═════ MATERIAL FOR THE TASK

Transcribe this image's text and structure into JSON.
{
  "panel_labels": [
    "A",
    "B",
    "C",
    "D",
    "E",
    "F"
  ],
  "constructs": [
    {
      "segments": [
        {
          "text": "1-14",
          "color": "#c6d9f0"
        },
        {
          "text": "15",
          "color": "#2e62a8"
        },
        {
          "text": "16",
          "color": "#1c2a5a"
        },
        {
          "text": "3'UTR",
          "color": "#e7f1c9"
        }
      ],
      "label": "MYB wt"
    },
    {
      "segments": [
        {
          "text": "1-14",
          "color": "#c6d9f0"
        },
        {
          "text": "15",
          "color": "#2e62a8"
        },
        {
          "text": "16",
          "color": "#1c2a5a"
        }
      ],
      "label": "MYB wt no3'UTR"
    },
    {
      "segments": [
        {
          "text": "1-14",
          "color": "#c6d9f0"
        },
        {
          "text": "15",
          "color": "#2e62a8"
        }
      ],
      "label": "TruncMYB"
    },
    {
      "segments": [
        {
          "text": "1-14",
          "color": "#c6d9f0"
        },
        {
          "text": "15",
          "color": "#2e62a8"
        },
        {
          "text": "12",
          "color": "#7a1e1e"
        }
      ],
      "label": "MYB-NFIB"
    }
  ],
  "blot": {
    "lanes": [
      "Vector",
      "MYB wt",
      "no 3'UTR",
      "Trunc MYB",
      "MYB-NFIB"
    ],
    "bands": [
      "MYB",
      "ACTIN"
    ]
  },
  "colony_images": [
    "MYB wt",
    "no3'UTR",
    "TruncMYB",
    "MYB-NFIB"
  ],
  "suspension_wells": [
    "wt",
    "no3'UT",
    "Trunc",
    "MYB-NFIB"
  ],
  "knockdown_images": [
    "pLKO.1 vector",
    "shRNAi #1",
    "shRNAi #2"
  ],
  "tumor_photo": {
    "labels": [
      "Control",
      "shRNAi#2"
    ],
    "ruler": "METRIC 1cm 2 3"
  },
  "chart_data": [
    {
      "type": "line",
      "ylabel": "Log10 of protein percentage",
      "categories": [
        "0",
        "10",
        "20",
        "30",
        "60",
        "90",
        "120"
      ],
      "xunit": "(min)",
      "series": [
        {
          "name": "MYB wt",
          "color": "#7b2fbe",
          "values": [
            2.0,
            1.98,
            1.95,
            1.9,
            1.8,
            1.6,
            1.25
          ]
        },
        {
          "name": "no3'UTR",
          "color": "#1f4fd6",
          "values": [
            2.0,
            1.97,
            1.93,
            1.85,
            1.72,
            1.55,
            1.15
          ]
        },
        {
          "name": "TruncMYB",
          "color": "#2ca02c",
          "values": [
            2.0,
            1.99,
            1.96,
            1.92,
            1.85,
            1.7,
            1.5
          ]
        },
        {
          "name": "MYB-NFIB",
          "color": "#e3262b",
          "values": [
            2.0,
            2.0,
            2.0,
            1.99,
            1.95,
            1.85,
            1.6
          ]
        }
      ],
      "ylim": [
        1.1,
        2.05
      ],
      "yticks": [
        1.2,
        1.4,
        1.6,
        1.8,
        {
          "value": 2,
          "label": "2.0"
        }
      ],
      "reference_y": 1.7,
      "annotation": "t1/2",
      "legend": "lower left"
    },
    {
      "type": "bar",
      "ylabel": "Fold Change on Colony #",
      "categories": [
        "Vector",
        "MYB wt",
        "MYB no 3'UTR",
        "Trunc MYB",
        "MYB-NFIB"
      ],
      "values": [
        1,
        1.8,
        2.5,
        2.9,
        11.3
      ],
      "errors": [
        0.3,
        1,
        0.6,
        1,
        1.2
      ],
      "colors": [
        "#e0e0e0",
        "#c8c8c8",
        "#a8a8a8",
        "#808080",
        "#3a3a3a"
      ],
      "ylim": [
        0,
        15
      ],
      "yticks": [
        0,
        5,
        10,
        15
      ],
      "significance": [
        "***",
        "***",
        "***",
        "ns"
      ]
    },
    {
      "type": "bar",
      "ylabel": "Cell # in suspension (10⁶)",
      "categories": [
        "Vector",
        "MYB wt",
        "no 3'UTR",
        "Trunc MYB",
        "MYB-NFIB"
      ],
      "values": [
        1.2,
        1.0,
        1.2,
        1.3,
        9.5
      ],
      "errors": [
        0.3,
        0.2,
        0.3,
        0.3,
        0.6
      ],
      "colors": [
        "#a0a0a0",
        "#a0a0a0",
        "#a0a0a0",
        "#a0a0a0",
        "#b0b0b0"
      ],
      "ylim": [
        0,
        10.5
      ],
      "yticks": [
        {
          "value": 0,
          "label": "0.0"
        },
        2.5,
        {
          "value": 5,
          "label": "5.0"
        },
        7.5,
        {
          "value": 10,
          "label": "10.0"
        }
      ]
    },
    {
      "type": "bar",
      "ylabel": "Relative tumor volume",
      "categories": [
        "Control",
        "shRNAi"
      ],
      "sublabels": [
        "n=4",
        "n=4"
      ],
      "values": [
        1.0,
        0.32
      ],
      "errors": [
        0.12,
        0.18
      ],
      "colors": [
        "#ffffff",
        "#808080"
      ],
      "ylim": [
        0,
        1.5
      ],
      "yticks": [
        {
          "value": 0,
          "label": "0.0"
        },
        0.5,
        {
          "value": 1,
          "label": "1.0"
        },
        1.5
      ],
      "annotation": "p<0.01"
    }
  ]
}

══════════
═════ MATERIAL FOR THE TASK

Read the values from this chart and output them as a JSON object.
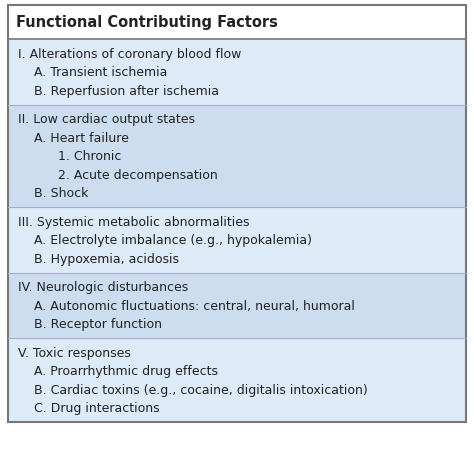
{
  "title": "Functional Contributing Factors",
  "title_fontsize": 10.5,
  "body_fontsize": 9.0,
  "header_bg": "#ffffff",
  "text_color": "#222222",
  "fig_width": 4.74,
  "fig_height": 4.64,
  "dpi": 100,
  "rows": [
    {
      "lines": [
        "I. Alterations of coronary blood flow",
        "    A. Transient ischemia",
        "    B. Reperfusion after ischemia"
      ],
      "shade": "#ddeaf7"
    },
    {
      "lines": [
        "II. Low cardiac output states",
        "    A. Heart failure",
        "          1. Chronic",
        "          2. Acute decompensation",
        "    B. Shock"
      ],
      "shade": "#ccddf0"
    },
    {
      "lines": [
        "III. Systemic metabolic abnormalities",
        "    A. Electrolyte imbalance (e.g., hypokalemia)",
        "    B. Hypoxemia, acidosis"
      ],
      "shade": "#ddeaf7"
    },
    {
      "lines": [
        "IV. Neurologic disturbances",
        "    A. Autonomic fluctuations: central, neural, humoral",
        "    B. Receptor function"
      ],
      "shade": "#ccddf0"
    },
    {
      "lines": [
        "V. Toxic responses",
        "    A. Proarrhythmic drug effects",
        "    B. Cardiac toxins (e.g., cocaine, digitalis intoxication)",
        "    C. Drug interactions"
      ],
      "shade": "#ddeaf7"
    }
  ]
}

══════════
═════ MATERIAL FOR THE TASK

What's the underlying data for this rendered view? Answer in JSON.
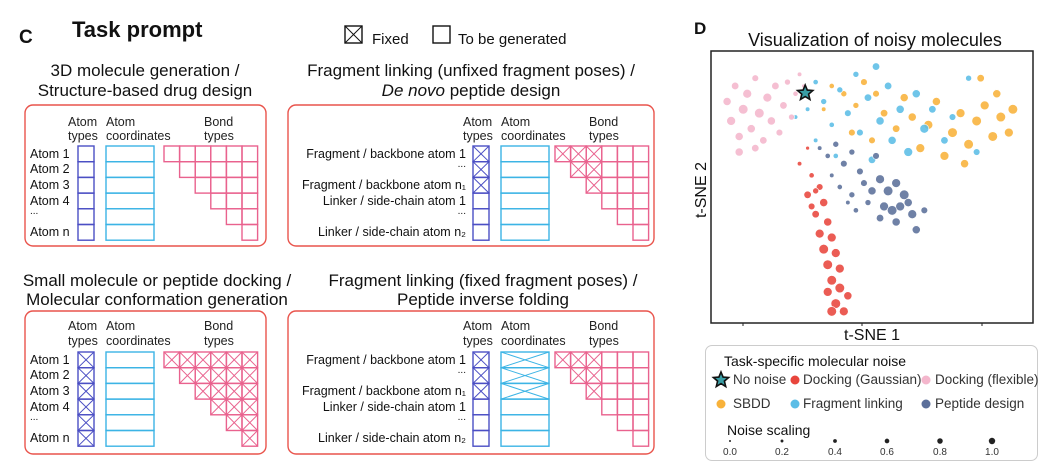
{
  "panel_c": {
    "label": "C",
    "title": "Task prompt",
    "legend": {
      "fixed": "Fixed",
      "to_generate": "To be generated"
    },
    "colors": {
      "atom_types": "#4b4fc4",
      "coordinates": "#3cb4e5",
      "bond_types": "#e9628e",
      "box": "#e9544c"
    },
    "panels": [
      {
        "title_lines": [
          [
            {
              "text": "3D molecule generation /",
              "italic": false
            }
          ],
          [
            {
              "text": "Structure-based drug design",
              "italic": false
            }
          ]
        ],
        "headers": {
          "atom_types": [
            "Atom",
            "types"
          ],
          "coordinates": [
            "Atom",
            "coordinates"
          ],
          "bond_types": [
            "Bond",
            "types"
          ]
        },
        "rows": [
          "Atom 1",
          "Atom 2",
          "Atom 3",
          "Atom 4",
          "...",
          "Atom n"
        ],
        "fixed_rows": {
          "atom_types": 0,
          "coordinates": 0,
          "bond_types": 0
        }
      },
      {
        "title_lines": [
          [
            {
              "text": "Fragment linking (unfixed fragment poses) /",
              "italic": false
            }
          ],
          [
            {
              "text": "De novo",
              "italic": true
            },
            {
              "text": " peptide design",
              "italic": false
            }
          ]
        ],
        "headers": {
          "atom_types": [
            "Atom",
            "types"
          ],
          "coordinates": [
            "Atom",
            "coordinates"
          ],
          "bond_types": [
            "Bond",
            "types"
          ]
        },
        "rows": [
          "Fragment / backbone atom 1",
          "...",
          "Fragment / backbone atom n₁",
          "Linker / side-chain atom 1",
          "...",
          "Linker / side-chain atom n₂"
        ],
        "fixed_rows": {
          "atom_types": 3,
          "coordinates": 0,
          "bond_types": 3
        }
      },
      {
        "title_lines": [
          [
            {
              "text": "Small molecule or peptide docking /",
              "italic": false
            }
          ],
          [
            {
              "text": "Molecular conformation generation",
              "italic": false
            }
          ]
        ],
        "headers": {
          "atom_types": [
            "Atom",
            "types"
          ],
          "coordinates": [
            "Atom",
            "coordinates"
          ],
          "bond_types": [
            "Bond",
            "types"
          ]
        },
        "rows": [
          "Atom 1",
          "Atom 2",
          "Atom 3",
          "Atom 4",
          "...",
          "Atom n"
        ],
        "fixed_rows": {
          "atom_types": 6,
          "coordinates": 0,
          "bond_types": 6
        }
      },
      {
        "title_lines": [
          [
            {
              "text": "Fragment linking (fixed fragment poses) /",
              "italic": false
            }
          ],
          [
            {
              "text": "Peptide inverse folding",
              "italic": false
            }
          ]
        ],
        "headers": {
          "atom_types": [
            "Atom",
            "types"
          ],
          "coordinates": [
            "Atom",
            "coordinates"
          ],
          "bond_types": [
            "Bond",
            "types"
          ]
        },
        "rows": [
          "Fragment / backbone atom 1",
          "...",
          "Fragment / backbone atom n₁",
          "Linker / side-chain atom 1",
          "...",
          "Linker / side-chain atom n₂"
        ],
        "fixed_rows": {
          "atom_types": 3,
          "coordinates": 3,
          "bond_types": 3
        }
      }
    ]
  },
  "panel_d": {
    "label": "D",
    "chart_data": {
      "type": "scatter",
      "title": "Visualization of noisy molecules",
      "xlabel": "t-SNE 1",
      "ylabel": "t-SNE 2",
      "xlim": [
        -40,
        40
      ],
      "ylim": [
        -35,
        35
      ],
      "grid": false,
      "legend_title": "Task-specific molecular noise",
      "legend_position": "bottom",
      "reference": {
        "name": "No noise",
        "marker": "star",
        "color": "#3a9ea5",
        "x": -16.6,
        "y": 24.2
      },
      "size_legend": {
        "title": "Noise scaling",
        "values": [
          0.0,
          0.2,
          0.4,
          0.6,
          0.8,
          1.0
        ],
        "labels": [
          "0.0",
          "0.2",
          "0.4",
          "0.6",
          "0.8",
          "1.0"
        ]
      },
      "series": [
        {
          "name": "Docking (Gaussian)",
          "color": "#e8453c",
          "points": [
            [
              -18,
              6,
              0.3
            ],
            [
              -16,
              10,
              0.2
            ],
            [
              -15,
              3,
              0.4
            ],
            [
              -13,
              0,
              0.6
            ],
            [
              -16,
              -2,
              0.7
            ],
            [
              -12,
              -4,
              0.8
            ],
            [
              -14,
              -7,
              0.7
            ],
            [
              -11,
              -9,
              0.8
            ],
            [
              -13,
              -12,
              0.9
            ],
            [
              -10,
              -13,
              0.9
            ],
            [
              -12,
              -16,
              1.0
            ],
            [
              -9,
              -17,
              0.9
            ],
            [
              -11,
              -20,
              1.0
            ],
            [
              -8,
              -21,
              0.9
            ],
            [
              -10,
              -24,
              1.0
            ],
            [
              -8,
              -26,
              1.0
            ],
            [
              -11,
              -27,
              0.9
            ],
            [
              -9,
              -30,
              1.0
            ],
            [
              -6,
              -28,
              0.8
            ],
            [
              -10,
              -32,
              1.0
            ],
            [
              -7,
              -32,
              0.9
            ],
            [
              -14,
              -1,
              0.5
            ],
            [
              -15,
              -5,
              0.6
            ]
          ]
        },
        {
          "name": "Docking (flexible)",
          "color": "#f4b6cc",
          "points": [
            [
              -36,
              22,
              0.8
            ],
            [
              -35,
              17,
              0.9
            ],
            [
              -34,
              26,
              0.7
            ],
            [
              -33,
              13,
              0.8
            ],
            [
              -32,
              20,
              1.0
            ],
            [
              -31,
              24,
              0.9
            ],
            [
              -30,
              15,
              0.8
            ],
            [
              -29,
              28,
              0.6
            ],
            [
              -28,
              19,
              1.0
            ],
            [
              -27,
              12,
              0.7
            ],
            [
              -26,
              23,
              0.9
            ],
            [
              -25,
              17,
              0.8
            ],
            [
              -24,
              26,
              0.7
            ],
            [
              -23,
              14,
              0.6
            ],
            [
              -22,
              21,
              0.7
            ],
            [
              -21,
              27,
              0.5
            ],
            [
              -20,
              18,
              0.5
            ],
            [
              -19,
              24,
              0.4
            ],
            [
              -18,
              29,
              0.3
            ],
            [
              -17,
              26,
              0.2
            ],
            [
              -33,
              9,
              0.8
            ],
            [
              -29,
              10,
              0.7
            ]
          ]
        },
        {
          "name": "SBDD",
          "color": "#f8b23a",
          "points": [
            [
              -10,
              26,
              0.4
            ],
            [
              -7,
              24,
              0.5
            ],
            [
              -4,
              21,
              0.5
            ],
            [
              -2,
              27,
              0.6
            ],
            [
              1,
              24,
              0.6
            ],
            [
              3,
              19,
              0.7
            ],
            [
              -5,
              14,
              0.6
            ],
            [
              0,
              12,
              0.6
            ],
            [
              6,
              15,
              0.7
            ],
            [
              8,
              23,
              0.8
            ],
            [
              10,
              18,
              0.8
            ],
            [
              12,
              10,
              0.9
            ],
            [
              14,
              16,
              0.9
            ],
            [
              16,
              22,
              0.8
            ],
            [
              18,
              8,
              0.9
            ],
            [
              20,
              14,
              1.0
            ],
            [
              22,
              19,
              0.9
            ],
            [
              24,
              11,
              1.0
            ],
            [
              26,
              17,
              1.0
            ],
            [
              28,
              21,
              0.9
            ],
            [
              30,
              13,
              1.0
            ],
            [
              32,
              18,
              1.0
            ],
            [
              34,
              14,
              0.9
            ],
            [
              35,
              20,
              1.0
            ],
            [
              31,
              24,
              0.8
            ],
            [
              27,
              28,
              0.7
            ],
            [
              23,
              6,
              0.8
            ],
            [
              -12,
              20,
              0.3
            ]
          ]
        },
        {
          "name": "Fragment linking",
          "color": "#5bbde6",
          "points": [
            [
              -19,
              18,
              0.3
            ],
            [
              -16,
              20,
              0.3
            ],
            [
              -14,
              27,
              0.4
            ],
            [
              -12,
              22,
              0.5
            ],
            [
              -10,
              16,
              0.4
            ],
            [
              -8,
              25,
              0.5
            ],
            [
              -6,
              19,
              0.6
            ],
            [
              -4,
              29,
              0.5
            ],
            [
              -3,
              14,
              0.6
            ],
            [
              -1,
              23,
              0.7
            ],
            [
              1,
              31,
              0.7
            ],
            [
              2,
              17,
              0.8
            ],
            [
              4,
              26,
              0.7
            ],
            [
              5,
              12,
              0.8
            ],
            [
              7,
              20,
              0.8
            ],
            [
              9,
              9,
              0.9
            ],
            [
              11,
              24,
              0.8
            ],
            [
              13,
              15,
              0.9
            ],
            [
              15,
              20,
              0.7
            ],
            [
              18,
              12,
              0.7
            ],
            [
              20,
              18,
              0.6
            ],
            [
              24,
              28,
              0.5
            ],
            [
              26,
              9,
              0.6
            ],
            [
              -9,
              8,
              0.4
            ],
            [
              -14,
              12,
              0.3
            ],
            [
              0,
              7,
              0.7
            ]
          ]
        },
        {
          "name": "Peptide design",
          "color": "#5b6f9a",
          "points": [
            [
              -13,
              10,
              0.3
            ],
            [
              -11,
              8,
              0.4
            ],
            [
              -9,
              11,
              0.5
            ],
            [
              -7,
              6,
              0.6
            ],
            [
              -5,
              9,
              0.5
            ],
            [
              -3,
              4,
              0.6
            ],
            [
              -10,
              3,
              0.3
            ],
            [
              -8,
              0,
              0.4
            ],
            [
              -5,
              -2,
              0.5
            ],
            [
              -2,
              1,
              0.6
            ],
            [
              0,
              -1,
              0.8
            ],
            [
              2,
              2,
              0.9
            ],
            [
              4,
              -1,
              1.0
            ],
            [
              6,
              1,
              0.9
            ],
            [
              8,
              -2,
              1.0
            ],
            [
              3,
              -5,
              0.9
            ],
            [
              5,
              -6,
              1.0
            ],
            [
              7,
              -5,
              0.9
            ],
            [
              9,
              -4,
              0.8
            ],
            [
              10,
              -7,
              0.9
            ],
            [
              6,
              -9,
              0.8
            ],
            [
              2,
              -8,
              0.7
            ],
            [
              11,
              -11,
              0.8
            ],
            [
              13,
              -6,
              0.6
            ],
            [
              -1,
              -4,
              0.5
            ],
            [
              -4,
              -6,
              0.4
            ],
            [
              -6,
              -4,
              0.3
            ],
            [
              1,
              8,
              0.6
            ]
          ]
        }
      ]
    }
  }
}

══════════

◆ **ACTION ITEM**
Extract from the data every line where "NFIB" shows up.

◆ **REPLY**
      "label": "MYB-NFIB"
      "MYB-NFIB"
    "MYB-NFIB"
    "MYB-NFIB"
          "name": "MYB-NFIB",
        "MYB-NFIB"
        "MYB-NFIB"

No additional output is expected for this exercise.